__Exercise requirements__: Return the number of lines that include the string "Konrektor", without any other text.
═════ Listed entries ═════
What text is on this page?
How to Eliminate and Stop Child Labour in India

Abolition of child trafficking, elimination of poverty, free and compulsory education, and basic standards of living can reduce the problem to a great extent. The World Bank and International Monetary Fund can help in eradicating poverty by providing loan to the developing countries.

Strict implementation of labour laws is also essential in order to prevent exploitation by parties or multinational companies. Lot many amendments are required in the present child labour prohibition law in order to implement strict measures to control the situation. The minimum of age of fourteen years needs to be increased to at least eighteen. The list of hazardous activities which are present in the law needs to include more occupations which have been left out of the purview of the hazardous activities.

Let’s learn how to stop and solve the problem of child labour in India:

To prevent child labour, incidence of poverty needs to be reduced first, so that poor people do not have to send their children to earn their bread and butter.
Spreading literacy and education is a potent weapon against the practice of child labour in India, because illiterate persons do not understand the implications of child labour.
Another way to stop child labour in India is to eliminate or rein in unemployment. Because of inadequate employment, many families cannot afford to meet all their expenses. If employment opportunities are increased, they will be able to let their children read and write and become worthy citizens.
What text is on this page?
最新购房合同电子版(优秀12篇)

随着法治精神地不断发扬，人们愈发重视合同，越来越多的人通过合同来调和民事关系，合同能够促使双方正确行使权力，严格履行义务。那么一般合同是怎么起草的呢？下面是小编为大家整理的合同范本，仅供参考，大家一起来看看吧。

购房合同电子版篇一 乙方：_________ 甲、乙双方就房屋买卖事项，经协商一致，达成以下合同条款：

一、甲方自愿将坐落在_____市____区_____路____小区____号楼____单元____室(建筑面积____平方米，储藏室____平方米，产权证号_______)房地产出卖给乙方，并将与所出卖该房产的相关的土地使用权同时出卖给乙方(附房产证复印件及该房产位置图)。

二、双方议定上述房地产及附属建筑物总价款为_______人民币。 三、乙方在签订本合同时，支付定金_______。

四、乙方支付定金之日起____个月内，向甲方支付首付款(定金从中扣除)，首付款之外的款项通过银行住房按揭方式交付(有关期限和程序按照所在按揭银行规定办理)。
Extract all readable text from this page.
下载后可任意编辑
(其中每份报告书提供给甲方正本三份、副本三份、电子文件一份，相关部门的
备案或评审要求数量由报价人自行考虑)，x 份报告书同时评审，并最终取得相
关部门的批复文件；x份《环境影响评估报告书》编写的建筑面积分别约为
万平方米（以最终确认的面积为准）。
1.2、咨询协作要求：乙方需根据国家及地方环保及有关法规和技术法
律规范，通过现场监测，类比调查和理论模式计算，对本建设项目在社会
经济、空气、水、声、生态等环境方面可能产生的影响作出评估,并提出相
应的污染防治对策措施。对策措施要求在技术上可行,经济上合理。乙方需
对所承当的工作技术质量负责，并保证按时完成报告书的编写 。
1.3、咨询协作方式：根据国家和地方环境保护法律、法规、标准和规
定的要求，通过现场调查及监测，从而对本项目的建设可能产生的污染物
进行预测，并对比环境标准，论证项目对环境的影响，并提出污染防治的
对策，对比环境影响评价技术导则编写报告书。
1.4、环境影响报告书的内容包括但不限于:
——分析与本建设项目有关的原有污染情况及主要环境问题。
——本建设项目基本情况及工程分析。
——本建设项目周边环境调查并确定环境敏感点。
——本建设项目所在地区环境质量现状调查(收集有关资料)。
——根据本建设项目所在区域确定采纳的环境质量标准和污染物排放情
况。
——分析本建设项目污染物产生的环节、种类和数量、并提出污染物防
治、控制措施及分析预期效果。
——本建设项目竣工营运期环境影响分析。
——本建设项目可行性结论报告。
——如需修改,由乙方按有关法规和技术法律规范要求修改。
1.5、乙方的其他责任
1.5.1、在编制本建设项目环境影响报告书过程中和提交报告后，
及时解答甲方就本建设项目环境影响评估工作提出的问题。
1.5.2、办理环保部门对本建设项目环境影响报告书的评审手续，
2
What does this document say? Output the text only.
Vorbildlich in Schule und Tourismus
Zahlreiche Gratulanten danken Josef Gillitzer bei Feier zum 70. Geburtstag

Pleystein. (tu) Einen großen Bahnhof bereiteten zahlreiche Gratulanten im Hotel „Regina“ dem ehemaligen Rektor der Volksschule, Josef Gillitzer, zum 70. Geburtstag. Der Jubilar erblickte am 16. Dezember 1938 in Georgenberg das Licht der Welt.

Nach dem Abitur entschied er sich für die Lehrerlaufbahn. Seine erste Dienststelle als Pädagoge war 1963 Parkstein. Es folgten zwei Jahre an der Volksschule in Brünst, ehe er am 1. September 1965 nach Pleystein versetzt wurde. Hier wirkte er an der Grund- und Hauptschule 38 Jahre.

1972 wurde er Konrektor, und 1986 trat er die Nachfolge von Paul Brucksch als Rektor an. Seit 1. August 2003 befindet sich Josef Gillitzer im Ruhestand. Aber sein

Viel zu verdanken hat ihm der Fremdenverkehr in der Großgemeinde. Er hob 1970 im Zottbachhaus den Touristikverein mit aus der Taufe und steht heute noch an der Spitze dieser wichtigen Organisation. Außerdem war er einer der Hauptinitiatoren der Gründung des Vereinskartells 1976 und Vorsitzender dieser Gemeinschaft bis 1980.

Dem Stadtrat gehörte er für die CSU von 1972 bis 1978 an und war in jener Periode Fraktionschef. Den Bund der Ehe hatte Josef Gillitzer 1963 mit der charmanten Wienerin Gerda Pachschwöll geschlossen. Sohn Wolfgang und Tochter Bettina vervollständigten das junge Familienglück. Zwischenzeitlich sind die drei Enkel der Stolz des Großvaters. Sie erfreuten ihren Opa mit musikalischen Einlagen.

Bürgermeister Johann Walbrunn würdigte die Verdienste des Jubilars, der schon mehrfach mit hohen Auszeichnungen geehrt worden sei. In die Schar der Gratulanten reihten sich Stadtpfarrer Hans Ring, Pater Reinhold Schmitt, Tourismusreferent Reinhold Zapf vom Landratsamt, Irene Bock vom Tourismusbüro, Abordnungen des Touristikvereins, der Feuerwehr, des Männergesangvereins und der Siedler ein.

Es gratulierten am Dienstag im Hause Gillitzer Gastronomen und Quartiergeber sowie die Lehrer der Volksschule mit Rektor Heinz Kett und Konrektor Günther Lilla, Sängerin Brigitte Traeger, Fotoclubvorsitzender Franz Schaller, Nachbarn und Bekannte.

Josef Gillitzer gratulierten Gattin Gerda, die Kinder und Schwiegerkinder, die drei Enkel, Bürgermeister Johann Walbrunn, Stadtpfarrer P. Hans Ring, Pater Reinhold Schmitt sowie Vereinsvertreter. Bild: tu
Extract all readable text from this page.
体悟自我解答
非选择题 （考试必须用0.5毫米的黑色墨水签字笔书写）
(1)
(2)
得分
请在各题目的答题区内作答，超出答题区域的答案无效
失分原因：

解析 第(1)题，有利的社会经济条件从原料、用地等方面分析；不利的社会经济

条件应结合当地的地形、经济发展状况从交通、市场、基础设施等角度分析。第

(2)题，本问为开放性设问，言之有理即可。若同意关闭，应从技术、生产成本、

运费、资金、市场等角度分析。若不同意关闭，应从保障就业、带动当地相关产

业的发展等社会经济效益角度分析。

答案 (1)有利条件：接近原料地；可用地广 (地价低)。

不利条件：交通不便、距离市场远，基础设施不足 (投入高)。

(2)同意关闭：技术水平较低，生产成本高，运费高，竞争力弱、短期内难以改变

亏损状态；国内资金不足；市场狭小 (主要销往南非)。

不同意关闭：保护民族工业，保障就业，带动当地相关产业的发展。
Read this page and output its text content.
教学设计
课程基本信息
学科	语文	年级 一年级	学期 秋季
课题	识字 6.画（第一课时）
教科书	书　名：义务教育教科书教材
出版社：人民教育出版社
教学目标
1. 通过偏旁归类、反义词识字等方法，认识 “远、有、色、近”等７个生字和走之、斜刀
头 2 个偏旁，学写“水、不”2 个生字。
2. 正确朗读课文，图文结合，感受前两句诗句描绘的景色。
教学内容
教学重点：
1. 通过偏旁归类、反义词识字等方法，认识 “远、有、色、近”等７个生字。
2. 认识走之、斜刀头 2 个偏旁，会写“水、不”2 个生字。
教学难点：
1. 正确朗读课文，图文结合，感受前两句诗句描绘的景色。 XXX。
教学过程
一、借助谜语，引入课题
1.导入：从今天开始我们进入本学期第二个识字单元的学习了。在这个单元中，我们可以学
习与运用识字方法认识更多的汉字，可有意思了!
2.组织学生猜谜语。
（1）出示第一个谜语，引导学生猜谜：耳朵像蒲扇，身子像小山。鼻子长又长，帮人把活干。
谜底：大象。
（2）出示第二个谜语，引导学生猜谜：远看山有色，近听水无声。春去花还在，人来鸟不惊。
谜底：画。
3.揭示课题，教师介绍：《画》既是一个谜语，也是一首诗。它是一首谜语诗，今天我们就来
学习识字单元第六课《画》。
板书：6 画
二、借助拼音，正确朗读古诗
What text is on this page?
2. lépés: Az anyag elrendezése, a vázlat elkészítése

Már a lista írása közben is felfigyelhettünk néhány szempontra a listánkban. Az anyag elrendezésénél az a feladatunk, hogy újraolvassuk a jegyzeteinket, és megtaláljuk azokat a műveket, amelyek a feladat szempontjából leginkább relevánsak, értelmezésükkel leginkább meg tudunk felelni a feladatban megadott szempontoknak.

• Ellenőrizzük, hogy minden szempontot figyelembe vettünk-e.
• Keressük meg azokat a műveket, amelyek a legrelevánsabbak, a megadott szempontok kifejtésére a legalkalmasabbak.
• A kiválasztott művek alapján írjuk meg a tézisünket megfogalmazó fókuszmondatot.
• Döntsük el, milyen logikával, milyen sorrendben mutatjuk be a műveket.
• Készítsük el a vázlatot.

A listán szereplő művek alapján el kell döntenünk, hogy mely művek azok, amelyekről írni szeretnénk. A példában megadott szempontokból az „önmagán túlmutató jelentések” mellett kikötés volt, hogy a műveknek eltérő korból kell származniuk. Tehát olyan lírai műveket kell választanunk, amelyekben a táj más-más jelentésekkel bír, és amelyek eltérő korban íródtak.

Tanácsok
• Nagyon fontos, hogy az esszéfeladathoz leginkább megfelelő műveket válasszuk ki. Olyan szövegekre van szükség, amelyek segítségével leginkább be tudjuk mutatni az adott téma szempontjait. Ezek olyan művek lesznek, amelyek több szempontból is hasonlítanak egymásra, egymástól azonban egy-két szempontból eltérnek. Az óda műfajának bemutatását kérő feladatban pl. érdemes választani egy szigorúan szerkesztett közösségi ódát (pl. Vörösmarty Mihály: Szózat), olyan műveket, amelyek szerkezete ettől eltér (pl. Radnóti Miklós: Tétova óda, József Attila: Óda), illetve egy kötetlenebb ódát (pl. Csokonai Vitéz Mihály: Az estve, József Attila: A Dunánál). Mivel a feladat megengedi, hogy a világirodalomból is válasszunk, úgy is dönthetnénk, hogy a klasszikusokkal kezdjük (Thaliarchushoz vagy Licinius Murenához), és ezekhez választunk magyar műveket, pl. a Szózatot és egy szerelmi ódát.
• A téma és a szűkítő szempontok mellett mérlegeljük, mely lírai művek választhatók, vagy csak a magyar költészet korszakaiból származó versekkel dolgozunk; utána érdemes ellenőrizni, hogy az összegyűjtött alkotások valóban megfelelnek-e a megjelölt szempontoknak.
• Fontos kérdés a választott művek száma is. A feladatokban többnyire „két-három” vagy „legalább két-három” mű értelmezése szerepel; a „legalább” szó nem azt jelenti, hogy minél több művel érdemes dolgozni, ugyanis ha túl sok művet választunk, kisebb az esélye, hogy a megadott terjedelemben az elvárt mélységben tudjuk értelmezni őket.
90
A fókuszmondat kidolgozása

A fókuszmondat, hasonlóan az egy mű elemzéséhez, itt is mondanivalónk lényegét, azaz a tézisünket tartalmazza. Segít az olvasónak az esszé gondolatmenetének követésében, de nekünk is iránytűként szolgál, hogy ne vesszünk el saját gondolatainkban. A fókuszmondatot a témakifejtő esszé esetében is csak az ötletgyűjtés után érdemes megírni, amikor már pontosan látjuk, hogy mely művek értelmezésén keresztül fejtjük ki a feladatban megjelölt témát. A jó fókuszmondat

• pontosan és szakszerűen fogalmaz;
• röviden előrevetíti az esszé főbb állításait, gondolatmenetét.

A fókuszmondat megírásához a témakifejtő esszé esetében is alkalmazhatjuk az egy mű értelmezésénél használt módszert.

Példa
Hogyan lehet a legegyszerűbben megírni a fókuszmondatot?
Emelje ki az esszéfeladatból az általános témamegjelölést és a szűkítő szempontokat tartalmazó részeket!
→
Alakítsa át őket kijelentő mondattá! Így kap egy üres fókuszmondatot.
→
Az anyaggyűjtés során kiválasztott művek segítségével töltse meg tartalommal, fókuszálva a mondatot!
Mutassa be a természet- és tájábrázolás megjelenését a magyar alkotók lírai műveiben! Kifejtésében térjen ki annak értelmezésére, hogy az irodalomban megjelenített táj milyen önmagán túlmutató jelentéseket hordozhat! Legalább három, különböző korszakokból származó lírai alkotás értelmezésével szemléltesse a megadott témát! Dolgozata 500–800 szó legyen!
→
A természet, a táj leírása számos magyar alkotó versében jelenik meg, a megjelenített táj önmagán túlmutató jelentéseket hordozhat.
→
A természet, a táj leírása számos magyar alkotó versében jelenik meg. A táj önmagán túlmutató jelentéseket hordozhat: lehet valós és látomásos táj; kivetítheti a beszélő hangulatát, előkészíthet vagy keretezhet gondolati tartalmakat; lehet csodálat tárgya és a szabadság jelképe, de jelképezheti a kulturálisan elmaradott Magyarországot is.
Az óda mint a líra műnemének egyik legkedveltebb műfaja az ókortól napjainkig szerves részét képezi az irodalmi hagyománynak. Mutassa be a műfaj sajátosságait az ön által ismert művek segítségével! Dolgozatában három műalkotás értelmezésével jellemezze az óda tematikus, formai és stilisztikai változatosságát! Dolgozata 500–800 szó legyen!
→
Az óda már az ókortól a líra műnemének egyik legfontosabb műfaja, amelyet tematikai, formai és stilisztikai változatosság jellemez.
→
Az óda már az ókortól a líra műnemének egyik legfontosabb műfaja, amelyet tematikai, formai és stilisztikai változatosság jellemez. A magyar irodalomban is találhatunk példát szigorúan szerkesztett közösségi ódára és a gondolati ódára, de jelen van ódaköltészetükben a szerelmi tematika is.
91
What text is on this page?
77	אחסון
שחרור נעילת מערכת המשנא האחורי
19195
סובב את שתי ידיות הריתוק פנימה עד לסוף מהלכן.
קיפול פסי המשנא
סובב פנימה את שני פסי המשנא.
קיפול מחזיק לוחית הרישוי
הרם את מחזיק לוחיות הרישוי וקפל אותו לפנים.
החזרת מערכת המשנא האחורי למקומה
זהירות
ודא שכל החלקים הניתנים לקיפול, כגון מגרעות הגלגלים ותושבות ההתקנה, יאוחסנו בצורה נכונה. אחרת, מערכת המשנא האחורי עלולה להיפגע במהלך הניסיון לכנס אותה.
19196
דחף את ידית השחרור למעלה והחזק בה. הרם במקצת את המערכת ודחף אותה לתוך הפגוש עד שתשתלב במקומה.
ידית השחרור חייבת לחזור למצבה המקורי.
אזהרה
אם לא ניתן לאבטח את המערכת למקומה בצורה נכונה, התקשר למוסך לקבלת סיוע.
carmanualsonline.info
═════
__Worked answer__: 2